▶ [Exercise aim]: Filter the entries below, keeping only lines with the word "from".

--- begin Data supplied ---

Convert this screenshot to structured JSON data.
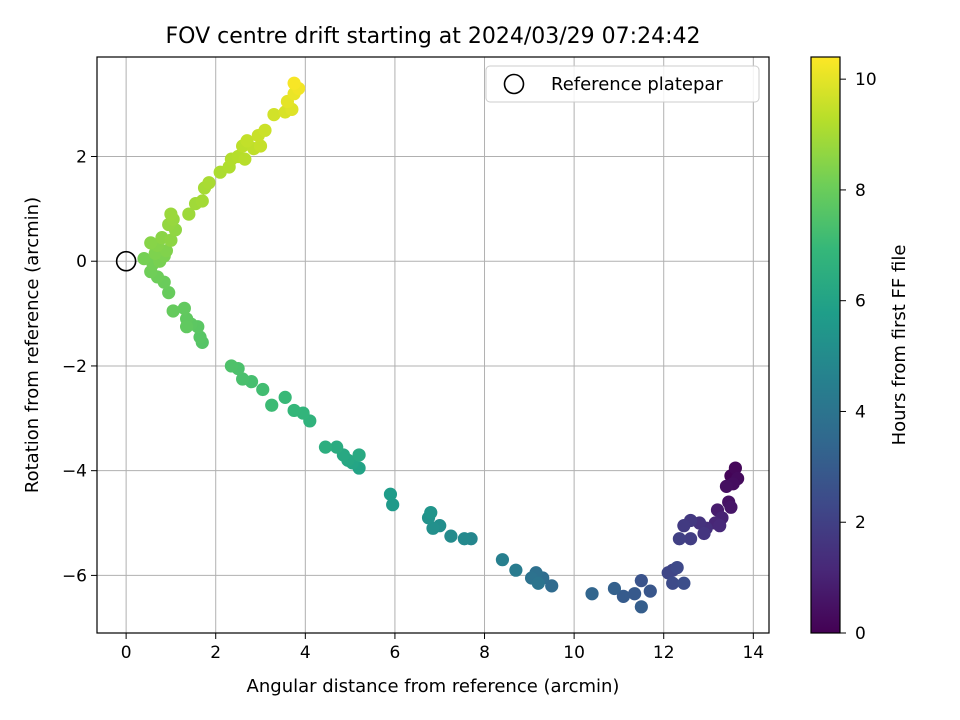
{
  "chart_data": {
    "type": "scatter",
    "title": "FOV centre drift starting at 2024/03/29 07:24:42",
    "xlabel": "Angular distance from reference (arcmin)",
    "ylabel": "Rotation from reference (arcmin)",
    "xlim": [
      -0.65,
      14.35
    ],
    "ylim": [
      -7.1,
      3.9
    ],
    "xticks": [
      0,
      2,
      4,
      6,
      8,
      10,
      12,
      14
    ],
    "yticks": [
      -6,
      -4,
      -2,
      0,
      2
    ],
    "grid": true,
    "legend": {
      "placement": "top-right",
      "entries": [
        {
          "label": "Reference platepar",
          "marker": "open-circle",
          "x": 0,
          "y": 0
        }
      ]
    },
    "colorbar": {
      "label": "Hours from first FF file",
      "range": [
        0,
        10.4
      ],
      "ticks": [
        0,
        2,
        4,
        6,
        8,
        10
      ],
      "colormap": [
        "#440154",
        "#482878",
        "#3e4989",
        "#31688e",
        "#26828e",
        "#1f9e89",
        "#35b779",
        "#6ece58",
        "#b5de2b",
        "#fde725"
      ]
    },
    "points": [
      {
        "x": 13.5,
        "y": -4.1,
        "t": 0.1
      },
      {
        "x": 13.6,
        "y": -3.95,
        "t": 0.2
      },
      {
        "x": 13.65,
        "y": -4.15,
        "t": 0.3
      },
      {
        "x": 13.55,
        "y": -4.25,
        "t": 0.35
      },
      {
        "x": 13.4,
        "y": -4.3,
        "t": 0.4
      },
      {
        "x": 13.45,
        "y": -4.6,
        "t": 0.5
      },
      {
        "x": 13.5,
        "y": -4.7,
        "t": 0.6
      },
      {
        "x": 13.2,
        "y": -4.75,
        "t": 0.8
      },
      {
        "x": 13.3,
        "y": -4.9,
        "t": 1.0
      },
      {
        "x": 13.15,
        "y": -5.0,
        "t": 1.1
      },
      {
        "x": 13.25,
        "y": -5.05,
        "t": 1.2
      },
      {
        "x": 12.95,
        "y": -5.1,
        "t": 1.4
      },
      {
        "x": 12.8,
        "y": -5.0,
        "t": 1.5
      },
      {
        "x": 12.9,
        "y": -5.2,
        "t": 1.6
      },
      {
        "x": 12.6,
        "y": -4.95,
        "t": 1.7
      },
      {
        "x": 12.45,
        "y": -5.05,
        "t": 1.8
      },
      {
        "x": 12.6,
        "y": -5.3,
        "t": 1.9
      },
      {
        "x": 12.35,
        "y": -5.3,
        "t": 2.0
      },
      {
        "x": 12.2,
        "y": -5.9,
        "t": 2.1
      },
      {
        "x": 12.1,
        "y": -5.95,
        "t": 2.2
      },
      {
        "x": 12.3,
        "y": -5.85,
        "t": 2.3
      },
      {
        "x": 12.2,
        "y": -6.15,
        "t": 2.4
      },
      {
        "x": 12.45,
        "y": -6.15,
        "t": 2.5
      },
      {
        "x": 11.5,
        "y": -6.1,
        "t": 2.7
      },
      {
        "x": 11.7,
        "y": -6.3,
        "t": 2.8
      },
      {
        "x": 11.35,
        "y": -6.35,
        "t": 2.9
      },
      {
        "x": 11.1,
        "y": -6.4,
        "t": 3.0
      },
      {
        "x": 11.5,
        "y": -6.6,
        "t": 3.1
      },
      {
        "x": 10.9,
        "y": -6.25,
        "t": 3.2
      },
      {
        "x": 10.4,
        "y": -6.35,
        "t": 3.4
      },
      {
        "x": 9.5,
        "y": -6.2,
        "t": 3.6
      },
      {
        "x": 9.3,
        "y": -6.05,
        "t": 3.7
      },
      {
        "x": 9.15,
        "y": -5.95,
        "t": 3.8
      },
      {
        "x": 9.05,
        "y": -6.05,
        "t": 3.9
      },
      {
        "x": 9.2,
        "y": -6.15,
        "t": 4.0
      },
      {
        "x": 8.7,
        "y": -5.9,
        "t": 4.3
      },
      {
        "x": 8.4,
        "y": -5.7,
        "t": 4.5
      },
      {
        "x": 7.7,
        "y": -5.3,
        "t": 4.8
      },
      {
        "x": 7.55,
        "y": -5.3,
        "t": 4.9
      },
      {
        "x": 7.25,
        "y": -5.25,
        "t": 5.0
      },
      {
        "x": 7.0,
        "y": -5.05,
        "t": 5.1
      },
      {
        "x": 6.85,
        "y": -5.1,
        "t": 5.2
      },
      {
        "x": 6.75,
        "y": -4.9,
        "t": 5.3
      },
      {
        "x": 6.8,
        "y": -4.8,
        "t": 5.4
      },
      {
        "x": 5.95,
        "y": -4.65,
        "t": 5.6
      },
      {
        "x": 5.9,
        "y": -4.45,
        "t": 5.7
      },
      {
        "x": 5.2,
        "y": -3.95,
        "t": 6.0
      },
      {
        "x": 5.05,
        "y": -3.85,
        "t": 6.1
      },
      {
        "x": 4.95,
        "y": -3.8,
        "t": 6.2
      },
      {
        "x": 4.85,
        "y": -3.7,
        "t": 6.25
      },
      {
        "x": 5.2,
        "y": -3.7,
        "t": 6.3
      },
      {
        "x": 4.7,
        "y": -3.55,
        "t": 6.4
      },
      {
        "x": 4.45,
        "y": -3.55,
        "t": 6.5
      },
      {
        "x": 4.1,
        "y": -3.05,
        "t": 6.7
      },
      {
        "x": 3.95,
        "y": -2.9,
        "t": 6.8
      },
      {
        "x": 3.75,
        "y": -2.85,
        "t": 6.9
      },
      {
        "x": 3.55,
        "y": -2.6,
        "t": 7.0
      },
      {
        "x": 3.25,
        "y": -2.75,
        "t": 7.1
      },
      {
        "x": 3.05,
        "y": -2.45,
        "t": 7.2
      },
      {
        "x": 2.8,
        "y": -2.3,
        "t": 7.3
      },
      {
        "x": 2.6,
        "y": -2.25,
        "t": 7.35
      },
      {
        "x": 2.5,
        "y": -2.05,
        "t": 7.4
      },
      {
        "x": 2.35,
        "y": -2.0,
        "t": 7.45
      },
      {
        "x": 1.7,
        "y": -1.55,
        "t": 7.6
      },
      {
        "x": 1.65,
        "y": -1.45,
        "t": 7.65
      },
      {
        "x": 1.6,
        "y": -1.25,
        "t": 7.7
      },
      {
        "x": 1.45,
        "y": -1.2,
        "t": 7.75
      },
      {
        "x": 1.35,
        "y": -1.1,
        "t": 7.8
      },
      {
        "x": 1.35,
        "y": -1.25,
        "t": 7.82
      },
      {
        "x": 1.3,
        "y": -0.9,
        "t": 7.85
      },
      {
        "x": 1.05,
        "y": -0.95,
        "t": 7.9
      },
      {
        "x": 0.95,
        "y": -0.6,
        "t": 7.95
      },
      {
        "x": 0.85,
        "y": -0.4,
        "t": 8.0
      },
      {
        "x": 0.7,
        "y": -0.3,
        "t": 8.05
      },
      {
        "x": 0.55,
        "y": -0.2,
        "t": 8.1
      },
      {
        "x": 0.6,
        "y": -0.05,
        "t": 8.15
      },
      {
        "x": 0.4,
        "y": 0.05,
        "t": 8.2
      },
      {
        "x": 0.75,
        "y": 0.0,
        "t": 8.25
      },
      {
        "x": 0.85,
        "y": 0.1,
        "t": 8.3
      },
      {
        "x": 0.65,
        "y": 0.15,
        "t": 8.35
      },
      {
        "x": 0.9,
        "y": 0.2,
        "t": 8.4
      },
      {
        "x": 0.7,
        "y": 0.3,
        "t": 8.45
      },
      {
        "x": 0.55,
        "y": 0.35,
        "t": 8.5
      },
      {
        "x": 0.8,
        "y": 0.45,
        "t": 8.55
      },
      {
        "x": 1.0,
        "y": 0.4,
        "t": 8.6
      },
      {
        "x": 1.1,
        "y": 0.6,
        "t": 8.65
      },
      {
        "x": 0.95,
        "y": 0.7,
        "t": 8.7
      },
      {
        "x": 1.05,
        "y": 0.8,
        "t": 8.75
      },
      {
        "x": 1.0,
        "y": 0.9,
        "t": 8.8
      },
      {
        "x": 1.4,
        "y": 0.9,
        "t": 8.85
      },
      {
        "x": 1.55,
        "y": 1.1,
        "t": 8.9
      },
      {
        "x": 1.7,
        "y": 1.15,
        "t": 8.95
      },
      {
        "x": 1.75,
        "y": 1.4,
        "t": 9.0
      },
      {
        "x": 1.85,
        "y": 1.5,
        "t": 9.05
      },
      {
        "x": 2.1,
        "y": 1.7,
        "t": 9.1
      },
      {
        "x": 2.3,
        "y": 1.8,
        "t": 9.15
      },
      {
        "x": 2.35,
        "y": 1.95,
        "t": 9.2
      },
      {
        "x": 2.5,
        "y": 2.0,
        "t": 9.25
      },
      {
        "x": 2.65,
        "y": 1.95,
        "t": 9.3
      },
      {
        "x": 2.6,
        "y": 2.2,
        "t": 9.35
      },
      {
        "x": 2.85,
        "y": 2.15,
        "t": 9.4
      },
      {
        "x": 2.7,
        "y": 2.3,
        "t": 9.45
      },
      {
        "x": 3.0,
        "y": 2.2,
        "t": 9.5
      },
      {
        "x": 2.95,
        "y": 2.4,
        "t": 9.55
      },
      {
        "x": 3.1,
        "y": 2.5,
        "t": 9.6
      },
      {
        "x": 3.3,
        "y": 2.8,
        "t": 9.7
      },
      {
        "x": 3.55,
        "y": 2.85,
        "t": 9.8
      },
      {
        "x": 3.7,
        "y": 2.9,
        "t": 9.9
      },
      {
        "x": 3.6,
        "y": 3.05,
        "t": 10.0
      },
      {
        "x": 3.75,
        "y": 3.2,
        "t": 10.1
      },
      {
        "x": 3.85,
        "y": 3.3,
        "t": 10.2
      },
      {
        "x": 3.75,
        "y": 3.4,
        "t": 10.3
      }
    ]
  }
}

--- end Data supplied ---

▶ [Result below]:
    "xlabel": "Angular distance from reference (arcmin)",
    "ylabel": "Rotation from reference (arcmin)",
      "label": "Hours from first FF file",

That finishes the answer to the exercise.